• [REQUIRED WORK]: Report every line of the listing below in which the string "recognized" appears.

*** RECORDS PROVIDED ***

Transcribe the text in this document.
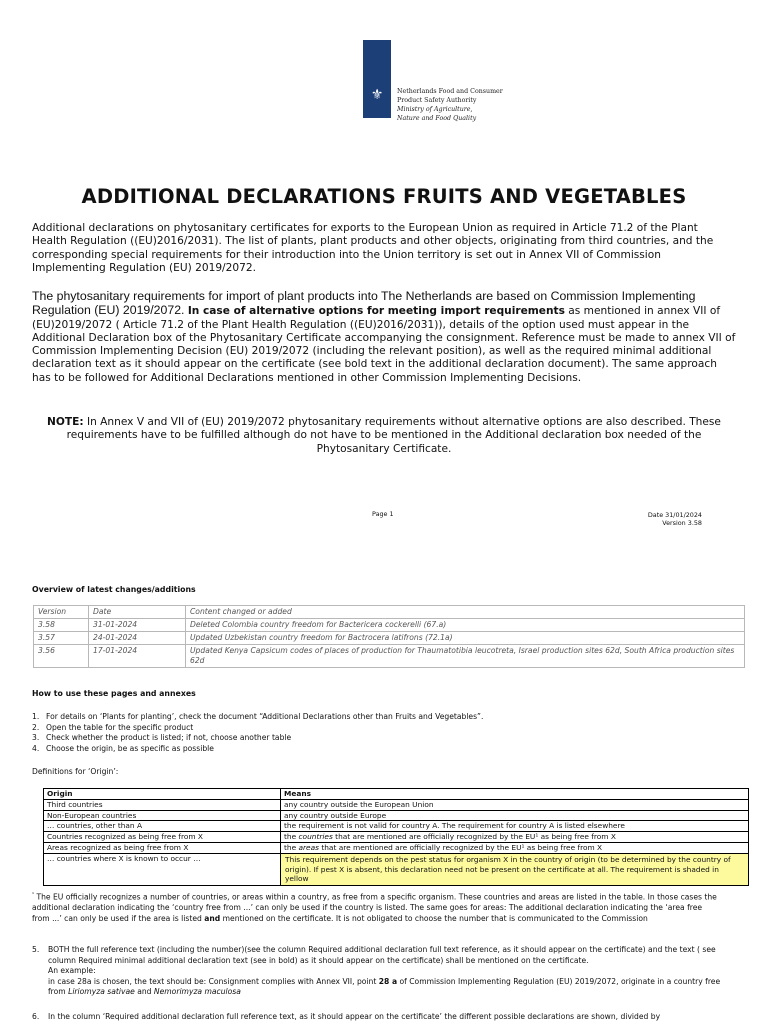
⚜	Netherlands Food and Consumer
Product Safety Authority
Ministry of Agriculture,
Nature and Food Quality
ADDITIONAL DECLARATIONS FRUITS AND VEGETABLES
Additional declarations on phytosanitary certificates for exports to the European Union as required in Article 71.2 of the Plant Health Regulation ((EU)2016/2031). The list of plants, plant products and other objects, originating from third countries, and the corresponding special requirements for their introduction into the Union territory is set out in Annex VII of Commission Implementing Regulation (EU) 2019/2072.
The phytosanitary requirements for import of plant products into The Netherlands are based on Commission Implementing Regulation (EU) 2019/2072. In case of alternative options for meeting import requirements as mentioned in annex VII of (EU)2019/2072 ( Article 71.2 of the Plant Health Regulation ((EU)2016/2031)), details of the option used must appear in the Additional Declaration box of the Phytosanitary Certificate accompanying the consignment. Reference must be made to annex VII of Commission Implementing Decision (EU) 2019/2072 (including the relevant position), as well as the required minimal additional declaration text as it should appear on the certificate (see bold text in the additional declaration document). The same approach has to be followed for Additional Declarations mentioned in other Commission Implementing Decisions.
NOTE: In Annex V and VII of (EU) 2019/2072 phytosanitary requirements without alternative options are also described. These requirements have to be fulfilled although do not have to be mentioned in the Additional declaration box needed of the Phytosanitary Certificate.
Page 1	Date 31/01/2024
Version 3.58
Overview of latest changes/additions
Version	Date	Content changed or added
3.58	31-01-2024	Deleted Colombia country freedom for Bactericera cockerelli (67.a)
3.57	24-01-2024	Updated Uzbekistan country freedom for Bactrocera latifrons (72.1a)
3.56	17-01-2024	Updated Kenya Capsicum codes of places of production for Thaumatotibia leucotreta, Israel production sites 62d, South Africa production sites 62d
How to use these pages and annexes
1. For details on ‘Plants for planting’, check the document “Additional Declarations other than Fruits and Vegetables”.
2. Open the table for the specific product
3. Check whether the product is listed; if not, choose another table
4. Choose the origin, be as specific as possible
Definitions for ‘Origin’:
Origin	Means
Third countries	any country outside the European Union
Non-European countries	any country outside Europe
… countries, other than A	the requirement is not valid for country A. The requirement for country A is listed elsewhere
Countries recognized as being free from X	the countries that are mentioned are officially recognized by the EU¹ as being free from X
Areas recognized as being free from X	the areas that are mentioned are officially recognized by the EU¹ as being free from X
… countries where X is known to occur …	This requirement depends on the pest status for organism X in the country of origin (to be determined by the country of origin). If pest X is absent, this declaration need not be present on the certificate at all. The requirement is shaded in yellow
$^{^1}$ The EU officially recognizes a number of countries, or areas within a country, as free from a specific organism. These countries and areas are listed in the table. In those cases the additional declaration indicating the ‘country free from ...’ can only be used if the country is listed. The same goes for areas: The additional declaration indicating the ‘area free from ...’ can only be used if the area is listed and mentioned on the certificate. It is not obligated to choose the number that is communicated to the Commission
5. BOTH the full reference text (including the number)(see the column Required additional declaration full text reference, as it should appear on the certificate) and the text ( see column Required minimal additional declaration text (see in bold) as it should appear on the certificate) shall be mentioned on the certificate.
An example:
in case 28a is chosen, the text should be: Consignment complies with Annex VII, point 28 a of Commission Implementing Regulation (EU) 2019/2072, originate in a country free from Liriomyza sativae and Nemorimyza maculosa
6.	In the column ‘Required additional declaration full reference text, as it should appear on the certificate’ the different possible declarations are shown, divided by
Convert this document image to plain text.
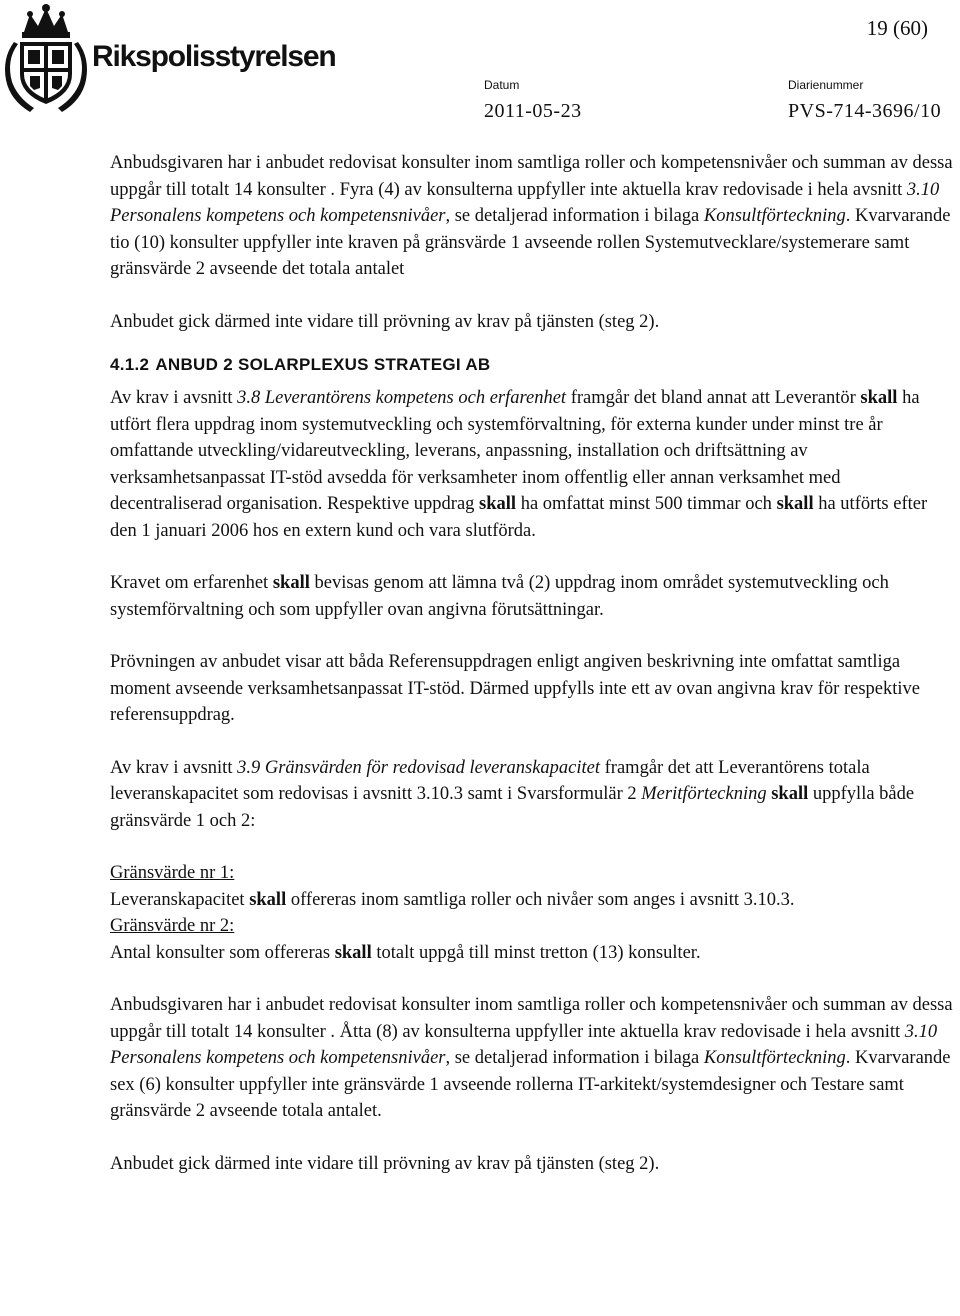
Rikspolisstyrelsen
19 (60)
Datum	Diarienummer
2011-05-23	PVS-714-3696/10

Anbudsgivaren har i anbudet redovisat konsulter inom samtliga roller och kompetensnivåer och summan av dessa uppgår till totalt 14 konsulter . Fyra (4) av konsulterna uppfyller inte aktuella krav redovisade i hela avsnitt 3.10 Personalens kompetens och kompetensnivåer, se detaljerad information i bilaga Konsultförteckning. Kvarvarande tio (10) konsulter uppfyller inte kraven på gränsvärde 1 avseende rollen Systemutvecklare/systemerare samt gränsvärde 2 avseende det totala antalet

Anbudet gick därmed inte vidare till prövning av krav på tjänsten (steg 2).

4.1.2 ANBUD 2 SOLARPLEXUS STRATEGI AB

Av krav i avsnitt 3.8 Leverantörens kompetens och erfarenhet framgår det bland annat att Leverantör skall ha utfört flera uppdrag inom systemutveckling och systemförvaltning, för externa kunder under minst tre år omfattande utveckling/vidareutveckling, leverans, anpassning, installation och driftsättning av verksamhetsanpassat IT-stöd avsedda för verksamheter inom offentlig eller annan verksamhet med decentraliserad organisation. Respektive uppdrag skall ha omfattat minst 500 timmar och skall ha utförts efter den 1 januari 2006 hos en extern kund och vara slutförda.

Kravet om erfarenhet skall bevisas genom att lämna två (2) uppdrag inom området systemutveckling och systemförvaltning och som uppfyller ovan angivna förutsättningar.

Prövningen av anbudet visar att båda Referensuppdragen enligt angiven beskrivning inte omfattat samtliga moment avseende verksamhetsanpassat IT-stöd. Därmed uppfylls inte ett av ovan angivna krav för respektive referensuppdrag.

Av krav i avsnitt 3.9 Gränsvärden för redovisad leveranskapacitet framgår det att Leverantörens totala leveranskapacitet som redovisas i avsnitt 3.10.3 samt i Svarsformulär 2 Meritförteckning skall uppfylla både gränsvärde 1 och 2:

Gränsvärde nr 1:

Leveranskapacitet skall offereras inom samtliga roller och nivåer som anges i avsnitt 3.10.3.

Gränsvärde nr 2:

Antal konsulter som offereras skall totalt uppgå till minst tretton (13) konsulter.

Anbudsgivaren har i anbudet redovisat konsulter inom samtliga roller och kompetensnivåer och summan av dessa uppgår till totalt 14 konsulter . Åtta (8) av konsulterna uppfyller inte aktuella krav redovisade i hela avsnitt 3.10 Personalens kompetens och kompetensnivåer, se detaljerad information i bilaga Konsultförteckning. Kvarvarande sex (6) konsulter uppfyller inte gränsvärde 1 avseende rollerna IT-arkitekt/systemdesigner och Testare samt gränsvärde 2 avseende totala antalet.

Anbudet gick därmed inte vidare till prövning av krav på tjänsten (steg 2).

*** End of RECORDS PROVIDED ***

• [ANSWER TO THIS PROBLEM]:
Countries recognized as being free from X	the countries that are mentioned are officially recognized by the EU¹ as being free from X
Areas recognized as being free from X	the areas that are mentioned are officially recognized by the EU¹ as being free from X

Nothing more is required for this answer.